◆ Aim
Every line below that contains "JSON" is to be copied.

◆ Working data
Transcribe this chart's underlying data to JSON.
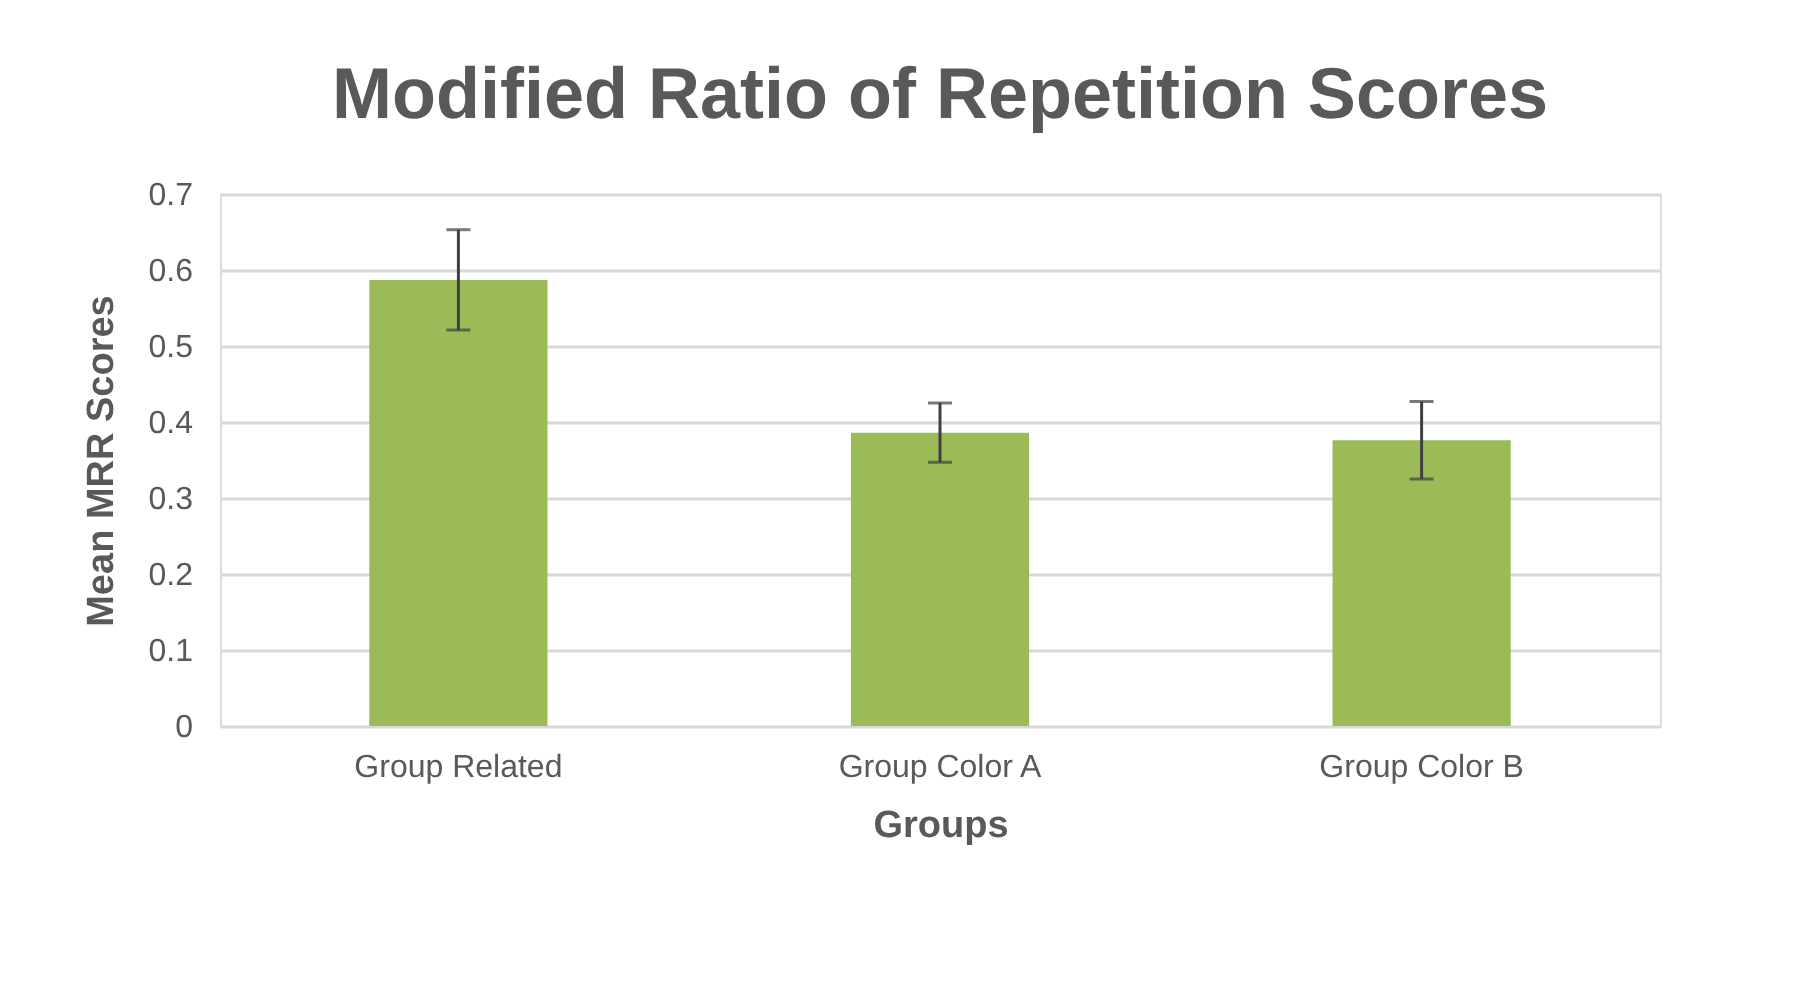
{
  "chart_data": {
    "type": "bar",
    "title": "Modified Ratio of Repetition Scores",
    "xlabel": "Groups",
    "ylabel": "Mean MRR Scores",
    "categories": [
      "Group Related",
      "Group Color A",
      "Group Color B"
    ],
    "values": [
      0.587,
      0.386,
      0.376
    ],
    "errors": [
      0.066,
      0.039,
      0.051
    ],
    "color": "#9bbb59",
    "ylim": [
      0,
      0.7
    ],
    "yticks": [
      0,
      0.1,
      0.2,
      0.3,
      0.4,
      0.5,
      0.6,
      0.7
    ],
    "grid": "y"
  }
}
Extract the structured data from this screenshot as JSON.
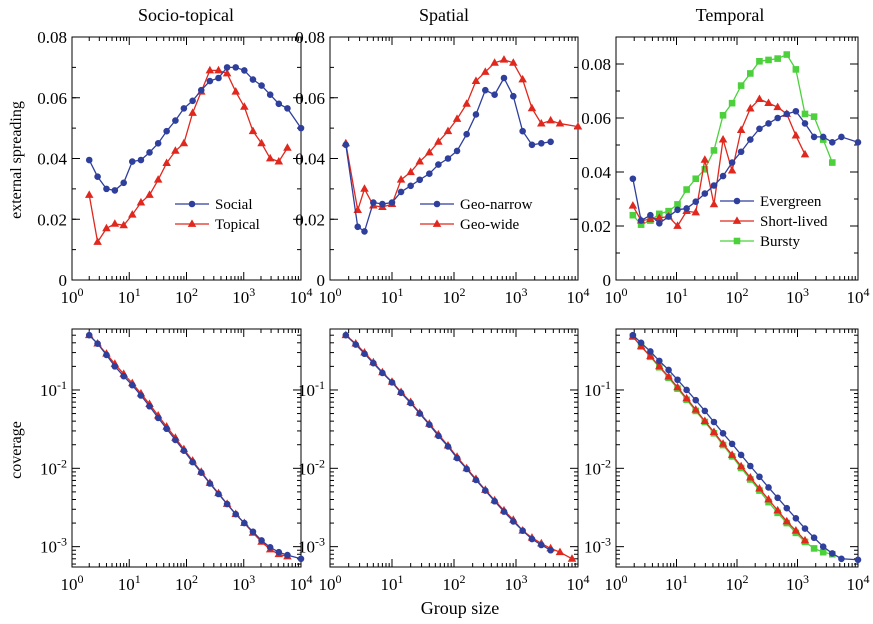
{
  "figure": {
    "column_titles": [
      "Socio-topical",
      "Spatial",
      "Temporal"
    ],
    "xlabel": "Group size",
    "row_ylabels": [
      "external spreading",
      "coverage"
    ]
  },
  "colors": {
    "blue": "#2f3f9c",
    "red": "#e0281e",
    "green": "#4cd13c"
  },
  "chart_data": [
    {
      "type": "line",
      "title": "Socio-topical",
      "ylabel": "external spreading",
      "xlabel": "",
      "xscale": "log",
      "xlim": [
        1,
        10000
      ],
      "xticks": [
        1,
        10,
        100,
        1000,
        10000
      ],
      "xtick_labels": [
        "10^0",
        "10^1",
        "10^2",
        "10^3",
        "10^4"
      ],
      "yscale": "linear",
      "ylim": [
        0,
        0.08
      ],
      "yticks": [
        0,
        0.02,
        0.04,
        0.06,
        0.08
      ],
      "ytick_labels": [
        "0",
        "0.02",
        "0.04",
        "0.06",
        "0.08"
      ],
      "legend_position": "bottom-right",
      "series": [
        {
          "name": "Social",
          "color": "blue",
          "marker": "circle",
          "x": [
            2,
            2.8,
            4,
            5.6,
            8,
            11.3,
            16,
            22.6,
            32,
            45,
            64,
            90,
            128,
            181,
            256,
            362,
            512,
            724,
            1024,
            1448,
            2048,
            2896,
            4096,
            5793,
            10000
          ],
          "y": [
            0.0395,
            0.034,
            0.03,
            0.0295,
            0.032,
            0.039,
            0.0395,
            0.042,
            0.045,
            0.049,
            0.0525,
            0.0565,
            0.059,
            0.0625,
            0.0655,
            0.0665,
            0.07,
            0.07,
            0.069,
            0.066,
            0.064,
            0.061,
            0.058,
            0.0565,
            0.05
          ]
        },
        {
          "name": "Topical",
          "color": "red",
          "marker": "triangle",
          "x": [
            2,
            2.8,
            4,
            5.6,
            8,
            11.3,
            16,
            22.6,
            32,
            45,
            64,
            90,
            128,
            181,
            256,
            362,
            512,
            724,
            1024,
            1448,
            2048,
            2896,
            4096,
            5793
          ],
          "y": [
            0.028,
            0.0125,
            0.017,
            0.0185,
            0.018,
            0.0215,
            0.0255,
            0.028,
            0.033,
            0.0385,
            0.0425,
            0.045,
            0.055,
            0.062,
            0.069,
            0.069,
            0.068,
            0.062,
            0.057,
            0.049,
            0.045,
            0.04,
            0.039,
            0.0435
          ]
        }
      ]
    },
    {
      "type": "line",
      "title": "Spatial",
      "ylabel": "",
      "xlabel": "",
      "xscale": "log",
      "xlim": [
        1,
        10000
      ],
      "xticks": [
        1,
        10,
        100,
        1000,
        10000
      ],
      "xtick_labels": [
        "10^0",
        "10^1",
        "10^2",
        "10^3",
        "10^4"
      ],
      "yscale": "linear",
      "ylim": [
        0,
        0.08
      ],
      "yticks": [
        0,
        0.02,
        0.04,
        0.06,
        0.08
      ],
      "ytick_labels": [
        "0",
        "0.02",
        "0.04",
        "0.06",
        "0.08"
      ],
      "legend_position": "bottom-right",
      "series": [
        {
          "name": "Geo-narrow",
          "color": "blue",
          "marker": "circle",
          "x": [
            1.8,
            2.8,
            3.6,
            5,
            7,
            10,
            14,
            20,
            28,
            40,
            56,
            80,
            112,
            160,
            226,
            320,
            452,
            640,
            905,
            1280,
            1810,
            2560,
            3620
          ],
          "y": [
            0.0445,
            0.0175,
            0.016,
            0.0255,
            0.025,
            0.0255,
            0.029,
            0.031,
            0.033,
            0.035,
            0.038,
            0.04,
            0.0425,
            0.048,
            0.0545,
            0.0625,
            0.061,
            0.0665,
            0.0605,
            0.049,
            0.0445,
            0.045,
            0.0455
          ]
        },
        {
          "name": "Geo-wide",
          "color": "red",
          "marker": "triangle",
          "x": [
            1.8,
            2.8,
            3.6,
            5,
            7,
            10,
            14,
            20,
            28,
            40,
            56,
            80,
            112,
            160,
            226,
            320,
            452,
            640,
            905,
            1280,
            1810,
            2560,
            3620,
            5120,
            10000
          ],
          "y": [
            0.045,
            0.023,
            0.03,
            0.0245,
            0.024,
            0.025,
            0.033,
            0.0355,
            0.039,
            0.042,
            0.0455,
            0.049,
            0.053,
            0.058,
            0.0655,
            0.0685,
            0.0715,
            0.0725,
            0.0715,
            0.066,
            0.0565,
            0.0515,
            0.0525,
            0.0515,
            0.0505
          ]
        }
      ]
    },
    {
      "type": "line",
      "title": "Temporal",
      "ylabel": "",
      "xlabel": "",
      "xscale": "log",
      "xlim": [
        1,
        10000
      ],
      "xticks": [
        1,
        10,
        100,
        1000,
        10000
      ],
      "xtick_labels": [
        "10^0",
        "10^1",
        "10^2",
        "10^3",
        "10^4"
      ],
      "yscale": "linear",
      "ylim": [
        0,
        0.09
      ],
      "yticks": [
        0,
        0.02,
        0.04,
        0.06,
        0.08
      ],
      "ytick_labels": [
        "0",
        "0.02",
        "0.04",
        "0.06",
        "0.08"
      ],
      "legend_position": "bottom-right",
      "series": [
        {
          "name": "Evergreen",
          "color": "blue",
          "marker": "circle",
          "x": [
            1.9,
            2.6,
            3.7,
            5.2,
            7.4,
            10.4,
            14.7,
            20.8,
            29.4,
            41.6,
            58.8,
            83,
            117,
            166,
            235,
            332,
            470,
            665,
            940,
            1330,
            1880,
            2660,
            3760,
            5320,
            10000
          ],
          "y": [
            0.0375,
            0.022,
            0.024,
            0.021,
            0.0235,
            0.026,
            0.0265,
            0.029,
            0.032,
            0.035,
            0.0385,
            0.0435,
            0.0475,
            0.052,
            0.056,
            0.058,
            0.06,
            0.0615,
            0.0625,
            0.058,
            0.053,
            0.053,
            0.051,
            0.053,
            0.051
          ]
        },
        {
          "name": "Short-lived",
          "color": "red",
          "marker": "triangle",
          "x": [
            1.9,
            2.6,
            3.7,
            5.2,
            7.4,
            10.4,
            14.7,
            20.8,
            29.4,
            41.6,
            58.8,
            83,
            117,
            166,
            235,
            332,
            470,
            665,
            940,
            1330
          ],
          "y": [
            0.0275,
            0.022,
            0.0225,
            0.023,
            0.0235,
            0.02,
            0.0255,
            0.025,
            0.0445,
            0.028,
            0.052,
            0.0405,
            0.0555,
            0.0635,
            0.067,
            0.0655,
            0.064,
            0.0615,
            0.0535,
            0.0465
          ]
        },
        {
          "name": "Bursty",
          "color": "green",
          "marker": "square",
          "x": [
            1.9,
            2.6,
            3.7,
            5.2,
            7.4,
            10.4,
            14.7,
            20.8,
            29.4,
            41.6,
            58.8,
            83,
            117,
            166,
            235,
            332,
            470,
            665,
            940,
            1330,
            1880,
            2660,
            3760
          ],
          "y": [
            0.024,
            0.0205,
            0.022,
            0.0245,
            0.0255,
            0.028,
            0.0335,
            0.0375,
            0.041,
            0.048,
            0.061,
            0.0655,
            0.072,
            0.0765,
            0.081,
            0.0815,
            0.082,
            0.0835,
            0.078,
            0.0615,
            0.0605,
            0.052,
            0.0435
          ]
        }
      ]
    },
    {
      "type": "line",
      "title": "",
      "ylabel": "coverage",
      "xlabel": "",
      "xscale": "log",
      "xlim": [
        1,
        10000
      ],
      "xticks": [
        1,
        10,
        100,
        1000,
        10000
      ],
      "xtick_labels": [
        "10^0",
        "10^1",
        "10^2",
        "10^3",
        "10^4"
      ],
      "yscale": "log",
      "ylim": [
        0.00055,
        0.6
      ],
      "yticks": [
        0.001,
        0.01,
        0.1
      ],
      "ytick_labels": [
        "10^-3",
        "10^-2",
        "10^-1"
      ],
      "series": [
        {
          "name": "Social",
          "color": "blue",
          "marker": "circle",
          "x": [
            2,
            2.8,
            4,
            5.6,
            8,
            11.3,
            16,
            22.6,
            32,
            45,
            64,
            90,
            128,
            181,
            256,
            362,
            512,
            724,
            1024,
            1448,
            2048,
            2896,
            4096,
            5793,
            10000
          ],
          "y": [
            0.5,
            0.39,
            0.28,
            0.2,
            0.15,
            0.115,
            0.085,
            0.062,
            0.044,
            0.032,
            0.023,
            0.0168,
            0.012,
            0.0088,
            0.0064,
            0.0047,
            0.0035,
            0.0026,
            0.002,
            0.00155,
            0.0012,
            0.00098,
            0.00085,
            0.00078,
            0.0007
          ]
        },
        {
          "name": "Topical",
          "color": "red",
          "marker": "triangle",
          "x": [
            2,
            2.8,
            4,
            5.6,
            8,
            11.3,
            16,
            22.6,
            32,
            45,
            64,
            90,
            128,
            181,
            256,
            362,
            512,
            724,
            1024,
            1448,
            2048,
            2896,
            4096,
            5793
          ],
          "y": [
            0.5,
            0.39,
            0.29,
            0.215,
            0.16,
            0.122,
            0.09,
            0.066,
            0.047,
            0.034,
            0.0245,
            0.0175,
            0.0125,
            0.009,
            0.0065,
            0.0048,
            0.0035,
            0.0026,
            0.002,
            0.0015,
            0.00115,
            0.00092,
            0.0008,
            0.00075
          ]
        }
      ]
    },
    {
      "type": "line",
      "title": "",
      "ylabel": "",
      "xlabel": "",
      "xscale": "log",
      "xlim": [
        1,
        10000
      ],
      "xticks": [
        1,
        10,
        100,
        1000,
        10000
      ],
      "xtick_labels": [
        "10^0",
        "10^1",
        "10^2",
        "10^3",
        "10^4"
      ],
      "yscale": "log",
      "ylim": [
        0.00055,
        0.6
      ],
      "yticks": [
        0.001,
        0.01,
        0.1
      ],
      "ytick_labels": [
        "10^-3",
        "10^-2",
        "10^-1"
      ],
      "series": [
        {
          "name": "Geo-narrow",
          "color": "blue",
          "marker": "circle",
          "x": [
            1.8,
            2.6,
            3.6,
            5,
            7,
            10,
            14,
            20,
            28,
            40,
            56,
            80,
            112,
            160,
            226,
            320,
            452,
            640,
            905,
            1280,
            1810,
            2560,
            3620
          ],
          "y": [
            0.5,
            0.38,
            0.29,
            0.22,
            0.165,
            0.125,
            0.092,
            0.068,
            0.05,
            0.036,
            0.026,
            0.019,
            0.0135,
            0.0098,
            0.0071,
            0.0052,
            0.0038,
            0.0028,
            0.0021,
            0.0016,
            0.00125,
            0.00105,
            0.0009
          ]
        },
        {
          "name": "Geo-wide",
          "color": "red",
          "marker": "triangle",
          "x": [
            1.8,
            2.6,
            3.6,
            5,
            7,
            10,
            14,
            20,
            28,
            40,
            56,
            80,
            112,
            160,
            226,
            320,
            452,
            640,
            905,
            1280,
            1810,
            2560,
            3620,
            5120,
            8000
          ],
          "y": [
            0.5,
            0.39,
            0.3,
            0.225,
            0.168,
            0.127,
            0.094,
            0.07,
            0.051,
            0.037,
            0.027,
            0.0195,
            0.014,
            0.01,
            0.0073,
            0.0053,
            0.0039,
            0.0029,
            0.0022,
            0.0016,
            0.0013,
            0.0011,
            0.00095,
            0.00085,
            0.0007
          ]
        }
      ]
    },
    {
      "type": "line",
      "title": "",
      "ylabel": "",
      "xlabel": "",
      "xscale": "log",
      "xlim": [
        1,
        10000
      ],
      "xticks": [
        1,
        10,
        100,
        1000,
        10000
      ],
      "xtick_labels": [
        "10^0",
        "10^1",
        "10^2",
        "10^3",
        "10^4"
      ],
      "yscale": "log",
      "ylim": [
        0.00055,
        0.6
      ],
      "yticks": [
        0.001,
        0.01,
        0.1
      ],
      "ytick_labels": [
        "10^-3",
        "10^-2",
        "10^-1"
      ],
      "series": [
        {
          "name": "Evergreen",
          "color": "blue",
          "marker": "circle",
          "x": [
            1.9,
            2.6,
            3.7,
            5.2,
            7.4,
            10.4,
            14.7,
            20.8,
            29.4,
            41.6,
            58.8,
            83,
            117,
            166,
            235,
            332,
            470,
            665,
            940,
            1330,
            1880,
            2660,
            3760,
            5320,
            10000
          ],
          "y": [
            0.5,
            0.4,
            0.31,
            0.235,
            0.18,
            0.135,
            0.1,
            0.074,
            0.054,
            0.039,
            0.028,
            0.0205,
            0.0148,
            0.0107,
            0.0078,
            0.0057,
            0.0042,
            0.0031,
            0.0023,
            0.0017,
            0.0013,
            0.001,
            0.00082,
            0.0007,
            0.00068
          ]
        },
        {
          "name": "Short-lived",
          "color": "red",
          "marker": "triangle",
          "x": [
            1.9,
            2.6,
            3.7,
            5.2,
            7.4,
            10.4,
            14.7,
            20.8,
            29.4,
            41.6,
            58.8,
            83,
            117,
            166,
            235,
            332,
            470,
            665,
            940,
            1330
          ],
          "y": [
            0.48,
            0.36,
            0.27,
            0.2,
            0.148,
            0.108,
            0.078,
            0.056,
            0.04,
            0.029,
            0.0205,
            0.0148,
            0.0106,
            0.0076,
            0.0055,
            0.004,
            0.0029,
            0.0021,
            0.0016,
            0.0012
          ]
        },
        {
          "name": "Bursty",
          "color": "green",
          "marker": "square",
          "x": [
            1.9,
            2.6,
            3.7,
            5.2,
            7.4,
            10.4,
            14.7,
            20.8,
            29.4,
            41.6,
            58.8,
            83,
            117,
            166,
            235,
            332,
            470,
            665,
            940,
            1330,
            1880,
            2660,
            3760
          ],
          "y": [
            0.48,
            0.36,
            0.265,
            0.195,
            0.143,
            0.104,
            0.075,
            0.054,
            0.039,
            0.028,
            0.0198,
            0.0142,
            0.0101,
            0.0072,
            0.0052,
            0.0037,
            0.0027,
            0.002,
            0.0015,
            0.00115,
            0.00095,
            0.00085,
            0.0008
          ]
        }
      ]
    }
  ]
}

◆ Exercise response
Transcribe this chart's underlying data to JSON.
Extract the structured data from this screenshot as JSON.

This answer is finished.